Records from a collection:
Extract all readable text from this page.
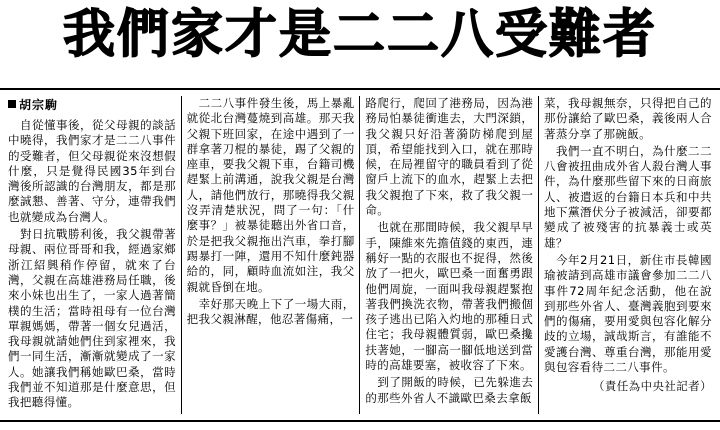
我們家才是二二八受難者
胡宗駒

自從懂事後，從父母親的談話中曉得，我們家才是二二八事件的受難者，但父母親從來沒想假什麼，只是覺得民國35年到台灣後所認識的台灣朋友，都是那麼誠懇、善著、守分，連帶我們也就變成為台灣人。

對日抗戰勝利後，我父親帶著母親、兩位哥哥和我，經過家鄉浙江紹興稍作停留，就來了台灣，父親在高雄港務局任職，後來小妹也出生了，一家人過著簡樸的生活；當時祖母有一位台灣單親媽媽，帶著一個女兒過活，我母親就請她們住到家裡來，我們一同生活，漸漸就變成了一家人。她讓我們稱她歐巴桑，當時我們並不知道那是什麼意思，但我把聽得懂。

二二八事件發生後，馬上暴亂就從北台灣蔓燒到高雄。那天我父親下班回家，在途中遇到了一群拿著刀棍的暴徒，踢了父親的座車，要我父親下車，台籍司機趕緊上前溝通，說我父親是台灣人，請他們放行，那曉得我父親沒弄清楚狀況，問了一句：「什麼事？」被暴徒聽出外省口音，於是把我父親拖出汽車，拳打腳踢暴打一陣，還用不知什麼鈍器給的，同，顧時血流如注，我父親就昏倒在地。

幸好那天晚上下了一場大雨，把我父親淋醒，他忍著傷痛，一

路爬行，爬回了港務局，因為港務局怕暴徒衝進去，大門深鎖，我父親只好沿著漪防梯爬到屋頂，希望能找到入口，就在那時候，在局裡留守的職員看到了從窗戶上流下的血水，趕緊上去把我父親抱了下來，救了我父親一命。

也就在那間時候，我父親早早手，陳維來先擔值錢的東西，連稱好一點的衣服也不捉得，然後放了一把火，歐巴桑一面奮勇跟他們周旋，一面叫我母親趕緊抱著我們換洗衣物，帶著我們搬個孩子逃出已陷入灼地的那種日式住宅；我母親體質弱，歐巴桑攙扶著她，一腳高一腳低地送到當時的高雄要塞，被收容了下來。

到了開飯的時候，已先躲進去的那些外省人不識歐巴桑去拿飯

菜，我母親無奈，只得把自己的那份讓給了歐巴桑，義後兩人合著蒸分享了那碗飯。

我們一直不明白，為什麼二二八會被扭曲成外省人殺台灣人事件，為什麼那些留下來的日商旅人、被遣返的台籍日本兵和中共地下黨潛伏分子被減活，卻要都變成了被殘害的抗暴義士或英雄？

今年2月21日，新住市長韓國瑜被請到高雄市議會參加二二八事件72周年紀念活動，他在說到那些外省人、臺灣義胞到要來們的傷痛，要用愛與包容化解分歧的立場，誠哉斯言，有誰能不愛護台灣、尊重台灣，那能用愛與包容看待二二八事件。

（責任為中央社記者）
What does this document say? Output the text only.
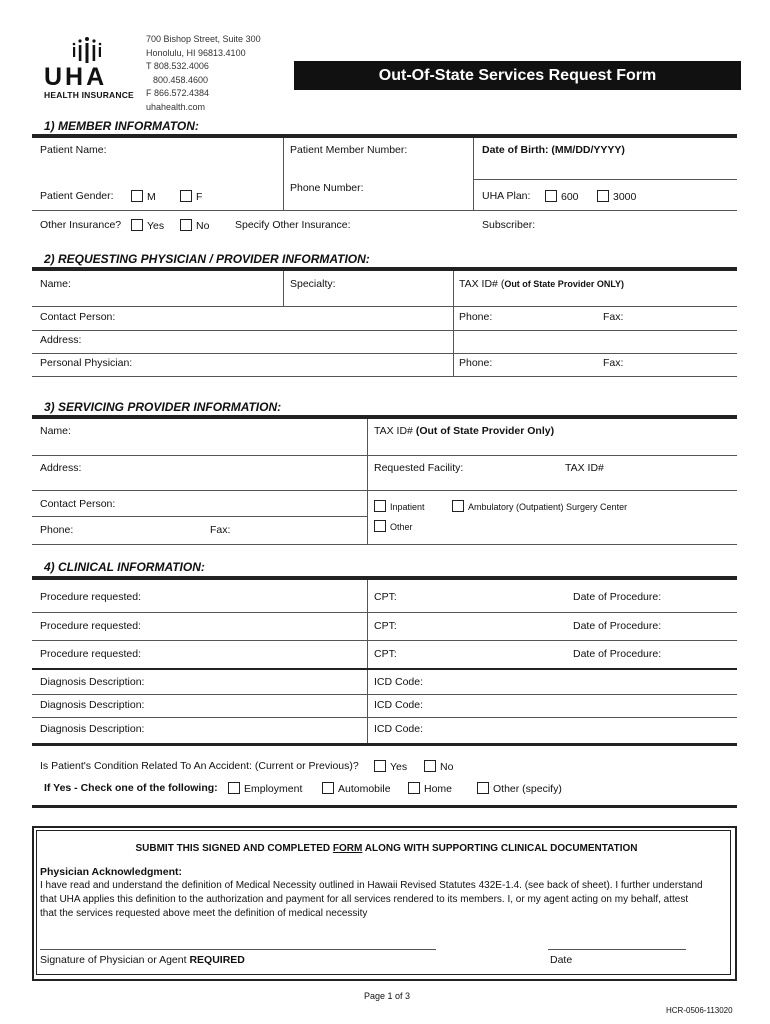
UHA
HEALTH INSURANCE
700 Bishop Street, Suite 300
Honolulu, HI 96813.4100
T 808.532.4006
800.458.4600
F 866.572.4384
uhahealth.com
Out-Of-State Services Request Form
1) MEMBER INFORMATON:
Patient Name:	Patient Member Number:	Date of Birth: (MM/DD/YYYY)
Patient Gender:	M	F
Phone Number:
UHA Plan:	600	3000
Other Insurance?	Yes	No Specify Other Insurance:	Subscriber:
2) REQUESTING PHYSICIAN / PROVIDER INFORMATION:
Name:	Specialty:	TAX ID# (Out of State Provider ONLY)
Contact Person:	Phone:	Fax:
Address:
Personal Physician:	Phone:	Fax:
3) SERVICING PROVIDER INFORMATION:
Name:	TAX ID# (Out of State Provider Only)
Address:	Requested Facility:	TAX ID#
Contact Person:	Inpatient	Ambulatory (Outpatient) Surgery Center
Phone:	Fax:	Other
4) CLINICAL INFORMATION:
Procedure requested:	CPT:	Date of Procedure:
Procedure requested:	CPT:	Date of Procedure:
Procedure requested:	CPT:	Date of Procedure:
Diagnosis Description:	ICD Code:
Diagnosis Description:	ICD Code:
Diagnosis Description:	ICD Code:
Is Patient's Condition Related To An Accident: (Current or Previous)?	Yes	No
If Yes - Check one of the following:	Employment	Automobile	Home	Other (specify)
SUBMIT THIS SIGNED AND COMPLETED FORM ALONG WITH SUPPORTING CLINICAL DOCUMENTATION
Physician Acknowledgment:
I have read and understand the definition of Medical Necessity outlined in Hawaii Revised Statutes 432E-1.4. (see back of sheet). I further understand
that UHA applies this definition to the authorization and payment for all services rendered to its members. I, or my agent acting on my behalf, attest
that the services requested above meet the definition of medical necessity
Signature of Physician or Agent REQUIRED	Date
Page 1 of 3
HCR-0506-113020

■ **What to work on**
Transcribe every entry word for word, but omit the pictures.

■ **Full answer**
Extract all readable text from this page.
我們家才是二二八受難者
胡宗駒

自從懂事後，從父母親的談話中曉得，我們家才是二二八事件的受難者，但父母親從來沒想假什麼，只是覺得民國35年到台灣後所認識的台灣朋友，都是那麼誠懇、善著、守分，連帶我們也就變成為台灣人。

對日抗戰勝利後，我父親帶著母親、兩位哥哥和我，經過家鄉浙江紹興稍作停留，就來了台灣，父親在高雄港務局任職，後來小妹也出生了，一家人過著簡樸的生活；當時祖母有一位台灣單親媽媽，帶著一個女兒過活，我母親就請她們住到家裡來，我們一同生活，漸漸就變成了一家人。她讓我們稱她歐巴桑，當時我們並不知道那是什麼意思，但我把聽得懂。

二二八事件發生後，馬上暴亂就從北台灣蔓燒到高雄。那天我父親下班回家，在途中遇到了一群拿著刀棍的暴徒，踢了父親的座車，要我父親下車，台籍司機趕緊上前溝通，說我父親是台灣人，請他們放行，那曉得我父親沒弄清楚狀況，問了一句：「什麼事？」被暴徒聽出外省口音，於是把我父親拖出汽車，拳打腳踢暴打一陣，還用不知什麼鈍器給的，同，顧時血流如注，我父親就昏倒在地。

幸好那天晚上下了一場大雨，把我父親淋醒，他忍著傷痛，一

路爬行，爬回了港務局，因為港務局怕暴徒衝進去，大門深鎖，我父親只好沿著漪防梯爬到屋頂，希望能找到入口，就在那時候，在局裡留守的職員看到了從窗戶上流下的血水，趕緊上去把我父親抱了下來，救了我父親一命。

也就在那間時候，我父親早早手，陳維來先擔值錢的東西，連稱好一點的衣服也不捉得，然後放了一把火，歐巴桑一面奮勇跟他們周旋，一面叫我母親趕緊抱著我們換洗衣物，帶著我們搬個孩子逃出已陷入灼地的那種日式住宅；我母親體質弱，歐巴桑攙扶著她，一腳高一腳低地送到當時的高雄要塞，被收容了下來。

到了開飯的時候，已先躲進去的那些外省人不識歐巴桑去拿飯

菜，我母親無奈，只得把自己的那份讓給了歐巴桑，義後兩人合著蒸分享了那碗飯。

我們一直不明白，為什麼二二八會被扭曲成外省人殺台灣人事件，為什麼那些留下來的日商旅人、被遣返的台籍日本兵和中共地下黨潛伏分子被減活，卻要都變成了被殘害的抗暴義士或英雄？

今年2月21日，新住市長韓國瑜被請到高雄市議會參加二二八事件72周年紀念活動，他在說到那些外省人、臺灣義胞到要來們的傷痛，要用愛與包容化解分歧的立場，誠哉斯言，有誰能不愛護台灣、尊重台灣，那能用愛與包容看待二二八事件。

（責任為中央社記者）
What does this document say? Output the text only.
UHA
HEALTH INSURANCE
700 Bishop Street, Suite 300
Honolulu, HI 96813.4100
T 808.532.4006
800.458.4600
F 866.572.4384
uhahealth.com
Out-Of-State Services Request Form
1) MEMBER INFORMATON:
Patient Name:	Patient Member Number:	Date of Birth: (MM/DD/YYYY)
Patient Gender:	M	F
Phone Number:
UHA Plan:	600	3000
Other Insurance?	Yes	No Specify Other Insurance:	Subscriber:
2) REQUESTING PHYSICIAN / PROVIDER INFORMATION:
Name:	Specialty:	TAX ID# (Out of State Provider ONLY)
Contact Person:	Phone:	Fax:
Address:
Personal Physician:	Phone:	Fax:
3) SERVICING PROVIDER INFORMATION:
Name:	TAX ID# (Out of State Provider Only)
Address:	Requested Facility:	TAX ID#
Contact Person:	Inpatient	Ambulatory (Outpatient) Surgery Center
Phone:	Fax:	Other
4) CLINICAL INFORMATION:
Procedure requested:	CPT:	Date of Procedure:
Procedure requested:	CPT:	Date of Procedure:
Procedure requested:	CPT:	Date of Procedure:
Diagnosis Description:	ICD Code:
Diagnosis Description:	ICD Code:
Diagnosis Description:	ICD Code:
Is Patient's Condition Related To An Accident: (Current or Previous)?	Yes	No
If Yes - Check one of the following:	Employment	Automobile	Home	Other (specify)
SUBMIT THIS SIGNED AND COMPLETED FORM ALONG WITH SUPPORTING CLINICAL DOCUMENTATION
Physician Acknowledgment:
I have read and understand the definition of Medical Necessity outlined in Hawaii Revised Statutes 432E-1.4. (see back of sheet). I further understand
that UHA applies this definition to the authorization and payment for all services rendered to its members. I, or my agent acting on my behalf, attest
that the services requested above meet the definition of medical necessity
Signature of Physician or Agent REQUIRED	Date
Page 1 of 3
HCR-0506-113020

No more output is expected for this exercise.